Given information:

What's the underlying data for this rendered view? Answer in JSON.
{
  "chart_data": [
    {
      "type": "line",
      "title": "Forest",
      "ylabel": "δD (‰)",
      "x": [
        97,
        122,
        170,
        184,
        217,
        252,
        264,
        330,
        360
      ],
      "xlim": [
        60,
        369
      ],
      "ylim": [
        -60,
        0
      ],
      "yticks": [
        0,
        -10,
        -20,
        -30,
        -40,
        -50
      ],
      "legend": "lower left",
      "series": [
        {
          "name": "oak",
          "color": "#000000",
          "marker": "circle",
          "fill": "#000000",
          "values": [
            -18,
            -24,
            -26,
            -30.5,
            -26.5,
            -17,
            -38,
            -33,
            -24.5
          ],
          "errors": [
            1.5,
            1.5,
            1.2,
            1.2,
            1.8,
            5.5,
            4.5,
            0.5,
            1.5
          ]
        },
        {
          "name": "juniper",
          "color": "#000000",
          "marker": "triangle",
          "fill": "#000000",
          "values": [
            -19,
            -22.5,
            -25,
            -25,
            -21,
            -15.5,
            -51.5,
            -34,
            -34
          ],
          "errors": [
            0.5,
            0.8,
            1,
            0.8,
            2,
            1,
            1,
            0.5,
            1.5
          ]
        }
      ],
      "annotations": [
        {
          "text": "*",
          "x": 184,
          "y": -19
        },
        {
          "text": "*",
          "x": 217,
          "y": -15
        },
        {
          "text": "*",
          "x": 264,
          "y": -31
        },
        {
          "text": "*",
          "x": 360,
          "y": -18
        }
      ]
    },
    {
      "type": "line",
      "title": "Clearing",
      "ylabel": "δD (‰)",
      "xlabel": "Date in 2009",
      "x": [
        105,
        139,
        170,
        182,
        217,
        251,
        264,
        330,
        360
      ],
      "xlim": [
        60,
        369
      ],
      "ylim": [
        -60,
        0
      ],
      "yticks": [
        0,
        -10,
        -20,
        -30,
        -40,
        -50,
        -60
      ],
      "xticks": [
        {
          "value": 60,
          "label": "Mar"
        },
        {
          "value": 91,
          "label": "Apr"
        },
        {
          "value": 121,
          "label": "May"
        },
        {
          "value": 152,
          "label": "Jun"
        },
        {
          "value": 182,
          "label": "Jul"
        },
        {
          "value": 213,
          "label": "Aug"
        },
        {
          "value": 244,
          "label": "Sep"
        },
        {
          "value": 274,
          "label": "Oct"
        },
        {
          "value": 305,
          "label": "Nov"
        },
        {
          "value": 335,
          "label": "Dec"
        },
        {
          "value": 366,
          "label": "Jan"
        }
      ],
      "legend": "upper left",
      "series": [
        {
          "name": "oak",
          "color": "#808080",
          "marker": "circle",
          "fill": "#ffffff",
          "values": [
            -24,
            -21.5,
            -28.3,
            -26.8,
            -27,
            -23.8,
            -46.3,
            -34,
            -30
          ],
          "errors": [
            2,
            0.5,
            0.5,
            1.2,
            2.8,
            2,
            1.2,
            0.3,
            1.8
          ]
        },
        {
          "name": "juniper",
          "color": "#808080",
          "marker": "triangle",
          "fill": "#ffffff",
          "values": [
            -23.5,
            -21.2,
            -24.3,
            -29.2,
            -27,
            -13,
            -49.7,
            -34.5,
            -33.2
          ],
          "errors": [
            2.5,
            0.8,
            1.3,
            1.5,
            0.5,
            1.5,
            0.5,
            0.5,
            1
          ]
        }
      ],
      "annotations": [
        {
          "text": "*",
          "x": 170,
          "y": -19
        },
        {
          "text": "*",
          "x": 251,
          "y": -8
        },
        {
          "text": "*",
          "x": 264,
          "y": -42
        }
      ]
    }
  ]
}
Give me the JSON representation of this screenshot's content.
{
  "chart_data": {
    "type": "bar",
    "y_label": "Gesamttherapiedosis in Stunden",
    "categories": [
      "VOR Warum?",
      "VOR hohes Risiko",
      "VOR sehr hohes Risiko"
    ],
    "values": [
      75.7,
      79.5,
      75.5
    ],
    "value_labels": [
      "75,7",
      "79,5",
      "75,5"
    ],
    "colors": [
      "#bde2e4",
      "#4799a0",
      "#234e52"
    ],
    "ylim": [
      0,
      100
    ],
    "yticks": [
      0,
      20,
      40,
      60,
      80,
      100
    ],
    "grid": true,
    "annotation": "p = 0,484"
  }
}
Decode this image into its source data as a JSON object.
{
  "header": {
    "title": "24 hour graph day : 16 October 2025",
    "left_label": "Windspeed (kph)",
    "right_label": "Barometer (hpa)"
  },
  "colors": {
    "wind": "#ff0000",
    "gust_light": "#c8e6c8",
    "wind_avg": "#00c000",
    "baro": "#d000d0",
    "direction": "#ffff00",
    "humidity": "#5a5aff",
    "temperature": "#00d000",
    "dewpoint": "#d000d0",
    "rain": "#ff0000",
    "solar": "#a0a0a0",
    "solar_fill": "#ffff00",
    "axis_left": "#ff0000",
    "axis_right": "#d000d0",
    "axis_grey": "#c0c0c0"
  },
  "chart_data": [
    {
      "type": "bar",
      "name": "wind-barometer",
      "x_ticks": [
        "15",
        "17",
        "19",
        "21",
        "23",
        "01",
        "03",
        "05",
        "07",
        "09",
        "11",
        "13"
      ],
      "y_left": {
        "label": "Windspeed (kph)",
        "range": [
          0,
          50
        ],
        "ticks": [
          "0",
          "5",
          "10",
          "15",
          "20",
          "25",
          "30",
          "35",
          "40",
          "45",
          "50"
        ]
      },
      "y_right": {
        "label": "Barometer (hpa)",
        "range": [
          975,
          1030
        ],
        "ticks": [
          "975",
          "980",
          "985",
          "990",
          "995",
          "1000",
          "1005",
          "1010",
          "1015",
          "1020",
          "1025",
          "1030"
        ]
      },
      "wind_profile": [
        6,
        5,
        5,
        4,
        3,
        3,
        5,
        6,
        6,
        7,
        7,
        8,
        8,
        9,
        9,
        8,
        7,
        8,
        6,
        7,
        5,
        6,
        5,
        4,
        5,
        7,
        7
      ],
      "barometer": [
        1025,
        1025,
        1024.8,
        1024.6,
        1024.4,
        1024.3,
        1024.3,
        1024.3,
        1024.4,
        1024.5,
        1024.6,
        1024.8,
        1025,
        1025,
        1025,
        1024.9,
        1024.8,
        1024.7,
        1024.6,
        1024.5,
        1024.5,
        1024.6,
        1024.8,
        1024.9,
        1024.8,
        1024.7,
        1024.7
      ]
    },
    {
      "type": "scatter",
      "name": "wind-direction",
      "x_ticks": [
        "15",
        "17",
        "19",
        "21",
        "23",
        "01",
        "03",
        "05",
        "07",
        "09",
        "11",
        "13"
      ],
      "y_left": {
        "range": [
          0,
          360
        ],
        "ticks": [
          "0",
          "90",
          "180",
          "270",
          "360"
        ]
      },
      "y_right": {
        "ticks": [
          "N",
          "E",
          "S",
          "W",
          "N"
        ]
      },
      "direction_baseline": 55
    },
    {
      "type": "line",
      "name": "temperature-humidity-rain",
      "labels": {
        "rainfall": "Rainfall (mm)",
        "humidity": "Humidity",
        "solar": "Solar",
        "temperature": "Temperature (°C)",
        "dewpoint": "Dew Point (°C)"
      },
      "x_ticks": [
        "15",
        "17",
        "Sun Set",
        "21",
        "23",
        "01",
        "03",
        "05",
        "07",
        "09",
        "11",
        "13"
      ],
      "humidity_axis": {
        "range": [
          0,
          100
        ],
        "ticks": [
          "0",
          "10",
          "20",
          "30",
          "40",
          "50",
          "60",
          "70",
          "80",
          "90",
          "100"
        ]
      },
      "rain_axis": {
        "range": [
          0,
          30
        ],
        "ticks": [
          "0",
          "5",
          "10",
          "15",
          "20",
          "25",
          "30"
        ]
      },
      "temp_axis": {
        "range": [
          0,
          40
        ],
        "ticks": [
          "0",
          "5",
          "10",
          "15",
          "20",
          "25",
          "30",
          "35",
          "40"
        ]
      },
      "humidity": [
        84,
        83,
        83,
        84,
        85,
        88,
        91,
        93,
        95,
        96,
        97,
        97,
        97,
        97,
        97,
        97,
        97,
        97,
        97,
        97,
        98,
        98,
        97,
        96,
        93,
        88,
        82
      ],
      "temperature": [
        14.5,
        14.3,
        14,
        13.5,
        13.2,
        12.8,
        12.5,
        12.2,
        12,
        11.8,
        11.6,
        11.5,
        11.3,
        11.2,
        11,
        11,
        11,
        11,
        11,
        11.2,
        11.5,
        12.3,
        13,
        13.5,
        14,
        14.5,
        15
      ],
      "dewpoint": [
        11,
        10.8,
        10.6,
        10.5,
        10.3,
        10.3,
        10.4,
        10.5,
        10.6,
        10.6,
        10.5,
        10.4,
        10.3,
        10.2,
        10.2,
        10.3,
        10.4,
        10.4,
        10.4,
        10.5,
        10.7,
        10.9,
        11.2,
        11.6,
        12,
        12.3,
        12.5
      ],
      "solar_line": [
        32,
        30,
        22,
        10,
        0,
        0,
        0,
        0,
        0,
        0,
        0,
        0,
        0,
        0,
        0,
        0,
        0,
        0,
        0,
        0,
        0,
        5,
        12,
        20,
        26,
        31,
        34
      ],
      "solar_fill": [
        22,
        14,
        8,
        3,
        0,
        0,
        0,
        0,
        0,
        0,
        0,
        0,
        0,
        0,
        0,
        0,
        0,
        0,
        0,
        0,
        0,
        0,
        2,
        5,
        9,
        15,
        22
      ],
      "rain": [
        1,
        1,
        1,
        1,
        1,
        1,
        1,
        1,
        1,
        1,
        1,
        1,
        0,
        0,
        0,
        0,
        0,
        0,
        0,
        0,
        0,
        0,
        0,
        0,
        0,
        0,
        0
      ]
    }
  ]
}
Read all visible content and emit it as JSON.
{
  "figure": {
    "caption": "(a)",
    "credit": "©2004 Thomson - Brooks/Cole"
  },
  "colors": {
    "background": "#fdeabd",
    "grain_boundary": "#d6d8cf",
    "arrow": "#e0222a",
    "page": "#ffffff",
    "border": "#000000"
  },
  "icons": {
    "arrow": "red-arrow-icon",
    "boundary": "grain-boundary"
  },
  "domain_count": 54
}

Given request: Restate the final lines of the listing above word for word, beginning at the line that contains "Read all visible content and emit it as JSON.".

Result of this task:
Read all visible content and emit it as JSON.
{
  "figure": {
    "caption": "(a)",
    "credit": "©2004 Thomson - Brooks/Cole"
  },
  "colors": {
    "background": "#fdeabd",
    "grain_boundary": "#d6d8cf",
    "arrow": "#e0222a",
    "page": "#ffffff",
    "border": "#000000"
  },
  "icons": {
    "arrow": "red-arrow-icon",
    "boundary": "grain-boundary"
  },
  "domain_count": 54
}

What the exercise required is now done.